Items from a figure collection

>>>>>

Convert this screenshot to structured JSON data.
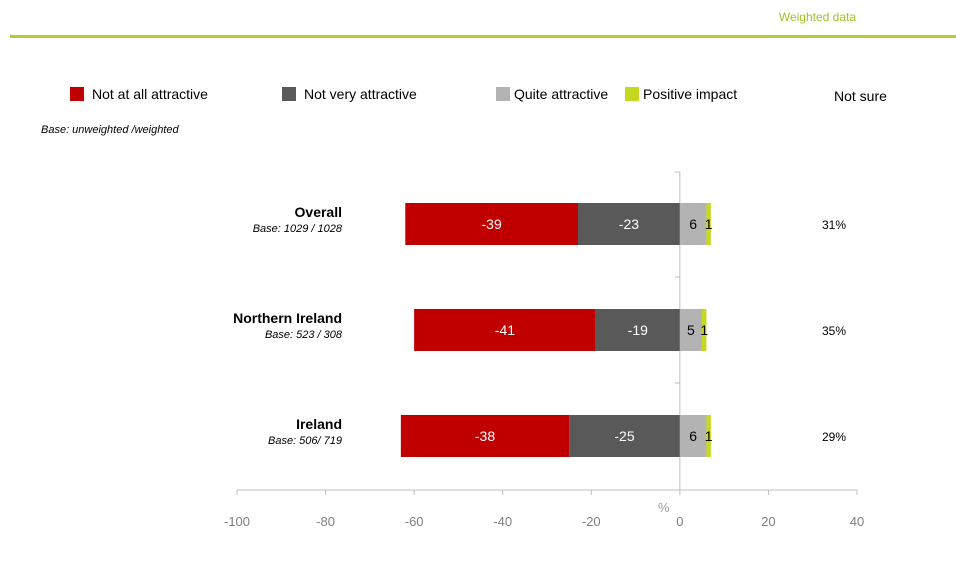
{
  "header": {
    "label": "Weighted data"
  },
  "legend": {
    "items": [
      {
        "label": "Not at all attractive",
        "color": "#c00000"
      },
      {
        "label": "Not very attractive",
        "color": "#595959"
      },
      {
        "label": "Quite attractive",
        "color": "#b3b3b3"
      },
      {
        "label": "Positive impact",
        "color": "#c5d81f"
      },
      {
        "label": "Not sure",
        "color": ""
      }
    ]
  },
  "base_note": "Base: unweighted /weighted",
  "axis_unit": "%",
  "chart_data": {
    "type": "bar",
    "orientation": "horizontal",
    "stacked": true,
    "diverging": true,
    "categories": [
      "Overall",
      "Northern Ireland",
      "Ireland"
    ],
    "category_bases": [
      "Base: 1029 / 1028",
      "Base: 523 / 308",
      "Base: 506/ 719"
    ],
    "series": [
      {
        "name": "Not at all attractive",
        "color": "#c00000",
        "values": [
          -39,
          -41,
          -38
        ],
        "labels": [
          "-39",
          "-41",
          "-38"
        ]
      },
      {
        "name": "Not very attractive",
        "color": "#595959",
        "values": [
          -23,
          -19,
          -25
        ],
        "labels": [
          "-23",
          "-19",
          "-25"
        ]
      },
      {
        "name": "Quite attractive",
        "color": "#b3b3b3",
        "values": [
          6,
          5,
          6
        ],
        "labels": [
          "6",
          "5",
          "6"
        ]
      },
      {
        "name": "Positive impact",
        "color": "#c5d81f",
        "values": [
          1,
          1,
          1
        ],
        "labels": [
          "1",
          "1",
          "1"
        ]
      }
    ],
    "not_sure": [
      "31%",
      "35%",
      "29%"
    ],
    "xlim": [
      -100,
      40
    ],
    "xticks": [
      -100,
      -80,
      -60,
      -40,
      -20,
      0,
      20,
      40
    ],
    "xtick_labels": [
      "-100",
      "-80",
      "-60",
      "-40",
      "-20",
      "0",
      "20",
      "40"
    ],
    "grid": false
  }
}
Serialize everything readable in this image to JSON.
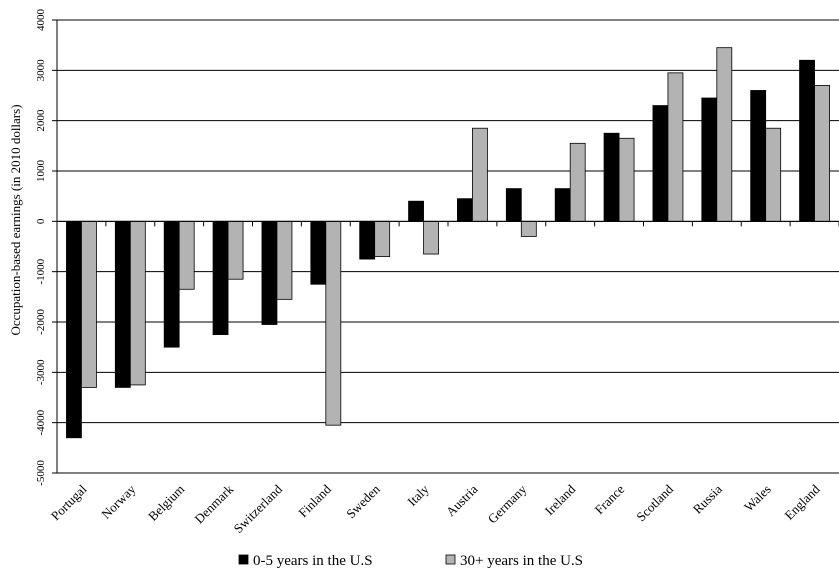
{
  "chart_data": {
    "type": "bar",
    "ylabel": "Occupation-based earnings (in 2010 dollars)",
    "ylim": [
      -5000,
      4000
    ],
    "yticks": [
      4000,
      3000,
      2000,
      1000,
      0,
      -1000,
      -2000,
      -3000,
      -4000,
      -5000
    ],
    "grid": true,
    "legend_position": "bottom",
    "categories": [
      "Portugal",
      "Norway",
      "Belgium",
      "Denmark",
      "Switzerland",
      "Finland",
      "Sweden",
      "Italy",
      "Austria",
      "Germany",
      "Ireland",
      "France",
      "Scotland",
      "Russia",
      "Wales",
      "England"
    ],
    "series": [
      {
        "name": "0-5 years in the U.S",
        "color": "#000000",
        "values": [
          -4300,
          -3300,
          -2500,
          -2250,
          -2050,
          -1250,
          -750,
          400,
          450,
          650,
          650,
          1750,
          2300,
          2450,
          2600,
          3200
        ]
      },
      {
        "name": "30+ years in the U.S",
        "color": "#b3b3b3",
        "values": [
          -3300,
          -3250,
          -1350,
          -1150,
          -1550,
          -4050,
          -700,
          -650,
          1850,
          -300,
          1550,
          1650,
          2950,
          3450,
          1850,
          2700
        ]
      }
    ]
  }
}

<<<<<

Stated exercise
Please leave out the pictures while you copy exactly the lines from the one containing "Serialize everything readable" through the end of the records.

Correct output
Serialize everything readable in this image to JSON.
{
  "chart_data": {
    "type": "bar",
    "ylabel": "Occupation-based earnings (in 2010 dollars)",
    "ylim": [
      -5000,
      4000
    ],
    "yticks": [
      4000,
      3000,
      2000,
      1000,
      0,
      -1000,
      -2000,
      -3000,
      -4000,
      -5000
    ],
    "grid": true,
    "legend_position": "bottom",
    "categories": [
      "Portugal",
      "Norway",
      "Belgium",
      "Denmark",
      "Switzerland",
      "Finland",
      "Sweden",
      "Italy",
      "Austria",
      "Germany",
      "Ireland",
      "France",
      "Scotland",
      "Russia",
      "Wales",
      "England"
    ],
    "series": [
      {
        "name": "0-5 years in the U.S",
        "color": "#000000",
        "values": [
          -4300,
          -3300,
          -2500,
          -2250,
          -2050,
          -1250,
          -750,
          400,
          450,
          650,
          650,
          1750,
          2300,
          2450,
          2600,
          3200
        ]
      },
      {
        "name": "30+ years in the U.S",
        "color": "#b3b3b3",
        "values": [
          -3300,
          -3250,
          -1350,
          -1150,
          -1550,
          -4050,
          -700,
          -650,
          1850,
          -300,
          1550,
          1650,
          2950,
          3450,
          1850,
          2700
        ]
      }
    ]
  }
}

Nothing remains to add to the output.